• _GIVEN RECORDS_
* * *

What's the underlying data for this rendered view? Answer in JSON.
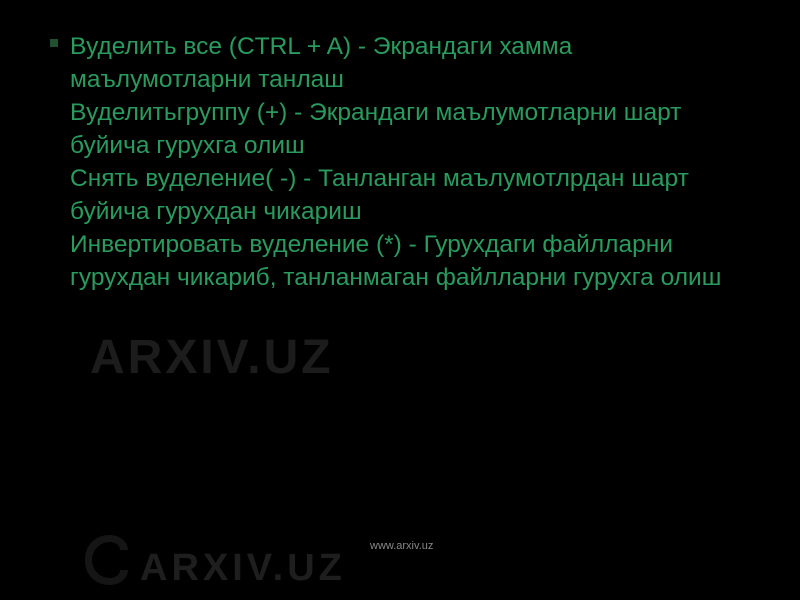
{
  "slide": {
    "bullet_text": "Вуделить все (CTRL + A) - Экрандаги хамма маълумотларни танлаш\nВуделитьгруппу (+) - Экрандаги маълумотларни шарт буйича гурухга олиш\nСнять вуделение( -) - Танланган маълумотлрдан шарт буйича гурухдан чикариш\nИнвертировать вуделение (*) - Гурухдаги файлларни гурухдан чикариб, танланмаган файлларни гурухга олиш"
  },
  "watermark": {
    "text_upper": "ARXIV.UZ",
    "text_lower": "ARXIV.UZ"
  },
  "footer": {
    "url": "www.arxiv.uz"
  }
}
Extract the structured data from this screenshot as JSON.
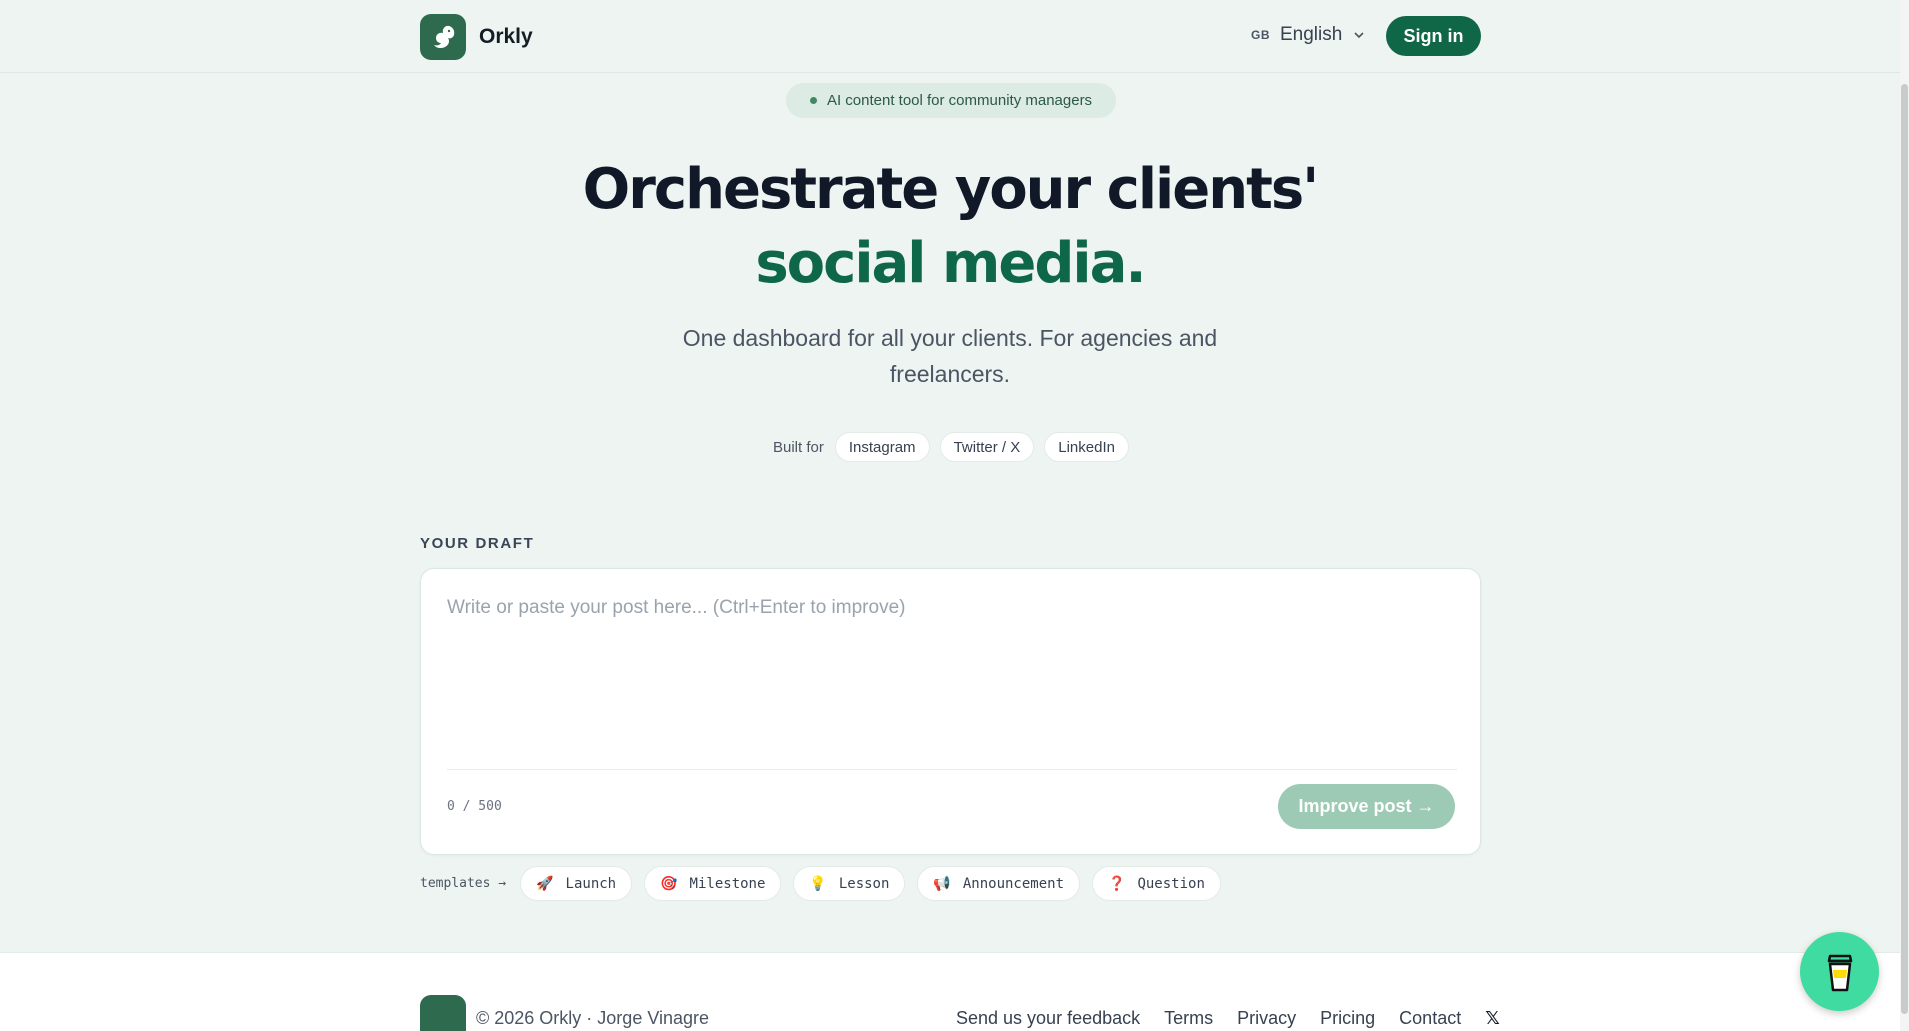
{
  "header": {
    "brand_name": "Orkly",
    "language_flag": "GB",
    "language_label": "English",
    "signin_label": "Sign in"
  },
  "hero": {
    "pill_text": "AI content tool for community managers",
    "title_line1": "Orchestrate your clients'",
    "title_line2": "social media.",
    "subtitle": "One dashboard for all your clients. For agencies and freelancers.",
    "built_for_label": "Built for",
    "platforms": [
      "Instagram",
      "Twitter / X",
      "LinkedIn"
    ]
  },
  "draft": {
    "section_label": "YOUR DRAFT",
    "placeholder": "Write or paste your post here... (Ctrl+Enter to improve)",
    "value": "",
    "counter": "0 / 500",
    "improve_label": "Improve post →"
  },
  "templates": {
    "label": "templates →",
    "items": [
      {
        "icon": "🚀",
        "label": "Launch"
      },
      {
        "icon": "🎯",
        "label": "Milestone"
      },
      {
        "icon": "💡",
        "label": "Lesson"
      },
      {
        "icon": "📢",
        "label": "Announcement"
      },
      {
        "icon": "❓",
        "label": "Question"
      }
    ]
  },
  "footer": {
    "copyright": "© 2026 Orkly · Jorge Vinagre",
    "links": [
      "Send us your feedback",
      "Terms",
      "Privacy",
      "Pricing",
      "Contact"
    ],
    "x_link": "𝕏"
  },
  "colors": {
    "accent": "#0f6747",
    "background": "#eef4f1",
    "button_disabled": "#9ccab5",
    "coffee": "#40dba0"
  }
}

* * *

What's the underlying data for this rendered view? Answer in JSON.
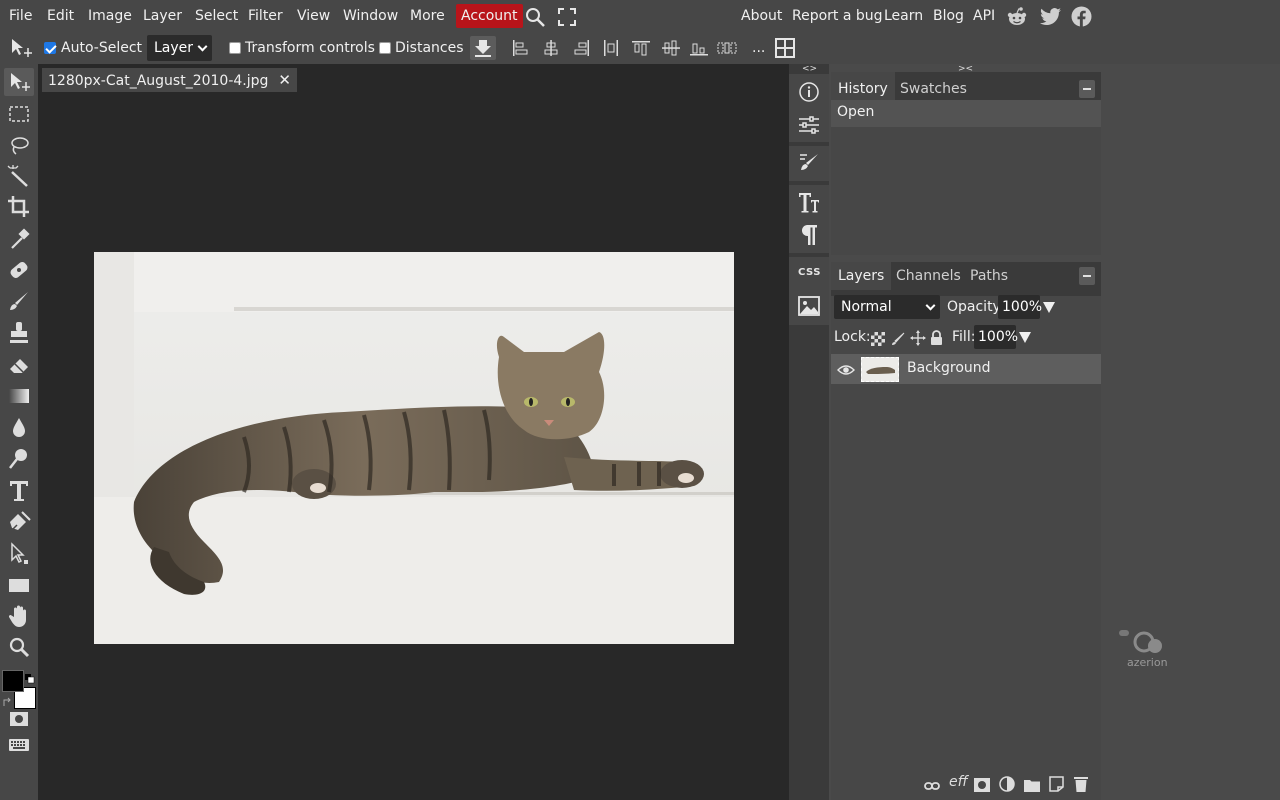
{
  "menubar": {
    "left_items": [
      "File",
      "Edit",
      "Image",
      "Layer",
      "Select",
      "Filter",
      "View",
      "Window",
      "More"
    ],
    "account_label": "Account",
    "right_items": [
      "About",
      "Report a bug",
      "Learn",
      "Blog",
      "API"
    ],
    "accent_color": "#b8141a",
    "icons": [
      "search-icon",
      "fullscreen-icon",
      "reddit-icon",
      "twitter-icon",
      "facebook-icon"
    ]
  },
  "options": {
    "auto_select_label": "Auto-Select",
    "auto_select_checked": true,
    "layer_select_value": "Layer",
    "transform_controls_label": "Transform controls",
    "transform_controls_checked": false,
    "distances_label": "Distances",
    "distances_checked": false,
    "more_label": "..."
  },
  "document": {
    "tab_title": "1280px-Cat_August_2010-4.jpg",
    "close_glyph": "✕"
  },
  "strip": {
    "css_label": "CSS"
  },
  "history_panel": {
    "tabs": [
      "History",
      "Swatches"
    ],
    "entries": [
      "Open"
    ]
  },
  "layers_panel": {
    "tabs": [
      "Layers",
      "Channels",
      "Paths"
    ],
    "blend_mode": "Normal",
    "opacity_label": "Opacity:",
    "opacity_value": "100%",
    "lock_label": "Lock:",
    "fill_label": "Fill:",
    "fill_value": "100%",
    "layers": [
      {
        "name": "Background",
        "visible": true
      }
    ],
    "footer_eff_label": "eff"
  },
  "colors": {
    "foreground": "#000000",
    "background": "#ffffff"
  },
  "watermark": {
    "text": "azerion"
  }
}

* * *

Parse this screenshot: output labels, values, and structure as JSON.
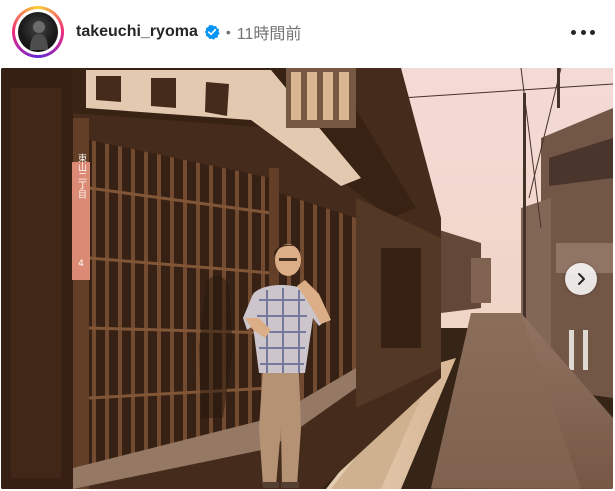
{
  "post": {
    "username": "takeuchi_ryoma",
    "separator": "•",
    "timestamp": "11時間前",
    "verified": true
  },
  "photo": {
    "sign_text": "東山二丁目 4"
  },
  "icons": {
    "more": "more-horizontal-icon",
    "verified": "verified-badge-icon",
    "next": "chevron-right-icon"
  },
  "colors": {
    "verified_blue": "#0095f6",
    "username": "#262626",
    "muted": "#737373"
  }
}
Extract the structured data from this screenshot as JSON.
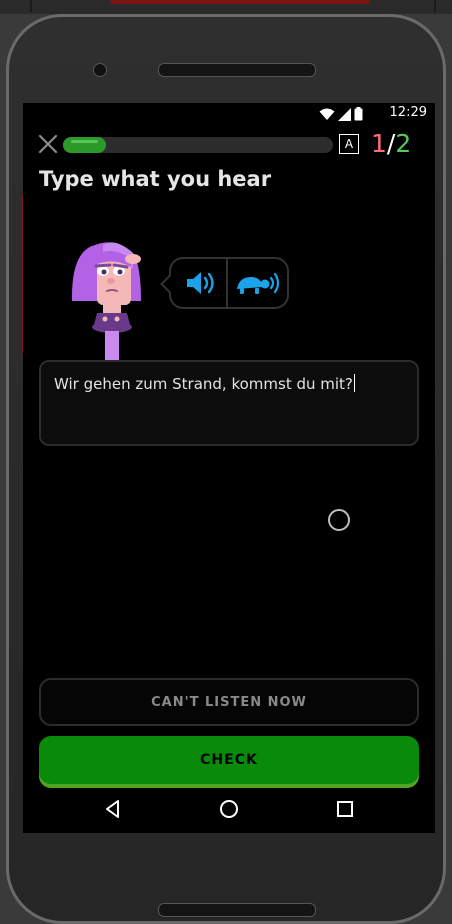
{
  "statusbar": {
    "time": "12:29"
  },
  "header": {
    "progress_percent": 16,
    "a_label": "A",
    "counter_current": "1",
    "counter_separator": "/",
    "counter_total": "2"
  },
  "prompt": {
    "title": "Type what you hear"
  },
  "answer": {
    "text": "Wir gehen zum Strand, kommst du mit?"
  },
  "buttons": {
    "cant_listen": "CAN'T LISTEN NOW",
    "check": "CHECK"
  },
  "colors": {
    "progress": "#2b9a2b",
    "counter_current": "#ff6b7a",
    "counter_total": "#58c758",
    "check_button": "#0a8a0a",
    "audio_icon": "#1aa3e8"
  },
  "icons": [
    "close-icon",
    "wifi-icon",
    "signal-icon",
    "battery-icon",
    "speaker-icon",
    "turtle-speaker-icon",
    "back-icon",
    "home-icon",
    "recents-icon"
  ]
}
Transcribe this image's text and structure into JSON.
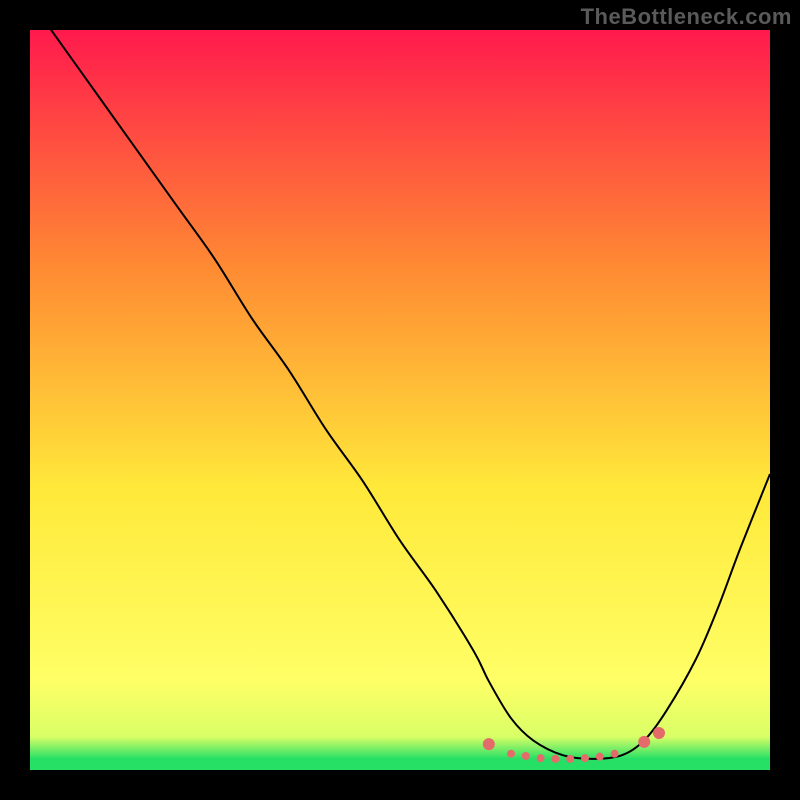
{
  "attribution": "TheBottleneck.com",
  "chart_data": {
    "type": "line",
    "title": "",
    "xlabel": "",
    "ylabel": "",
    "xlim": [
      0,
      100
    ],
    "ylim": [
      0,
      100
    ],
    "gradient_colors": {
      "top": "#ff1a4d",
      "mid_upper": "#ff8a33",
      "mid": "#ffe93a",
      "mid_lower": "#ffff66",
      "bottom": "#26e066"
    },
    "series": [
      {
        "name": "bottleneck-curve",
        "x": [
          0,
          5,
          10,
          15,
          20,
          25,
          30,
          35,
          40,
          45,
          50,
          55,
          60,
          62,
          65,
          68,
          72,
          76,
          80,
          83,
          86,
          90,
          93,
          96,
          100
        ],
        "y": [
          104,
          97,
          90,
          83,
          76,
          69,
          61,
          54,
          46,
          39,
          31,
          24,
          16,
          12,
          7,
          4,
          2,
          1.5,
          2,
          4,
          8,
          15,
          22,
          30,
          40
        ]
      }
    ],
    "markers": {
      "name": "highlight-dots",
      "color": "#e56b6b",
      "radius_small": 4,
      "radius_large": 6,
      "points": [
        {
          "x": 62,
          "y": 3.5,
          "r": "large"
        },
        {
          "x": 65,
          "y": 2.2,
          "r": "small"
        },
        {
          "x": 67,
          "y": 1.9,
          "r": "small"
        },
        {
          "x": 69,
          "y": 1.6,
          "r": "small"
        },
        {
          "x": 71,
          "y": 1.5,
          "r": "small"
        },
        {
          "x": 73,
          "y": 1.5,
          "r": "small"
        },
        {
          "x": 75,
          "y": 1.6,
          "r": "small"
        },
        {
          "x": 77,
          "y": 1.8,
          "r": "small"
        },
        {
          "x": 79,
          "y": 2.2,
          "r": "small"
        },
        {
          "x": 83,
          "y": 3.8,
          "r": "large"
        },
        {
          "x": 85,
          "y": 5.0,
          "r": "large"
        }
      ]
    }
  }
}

* * *

• _TASK BRIEF_
Pull out each line of the entries that contains "false".

• _OUTPUT OF THE EXERCISE_
    "transform_controls_checked": false,
    "distances_checked": false,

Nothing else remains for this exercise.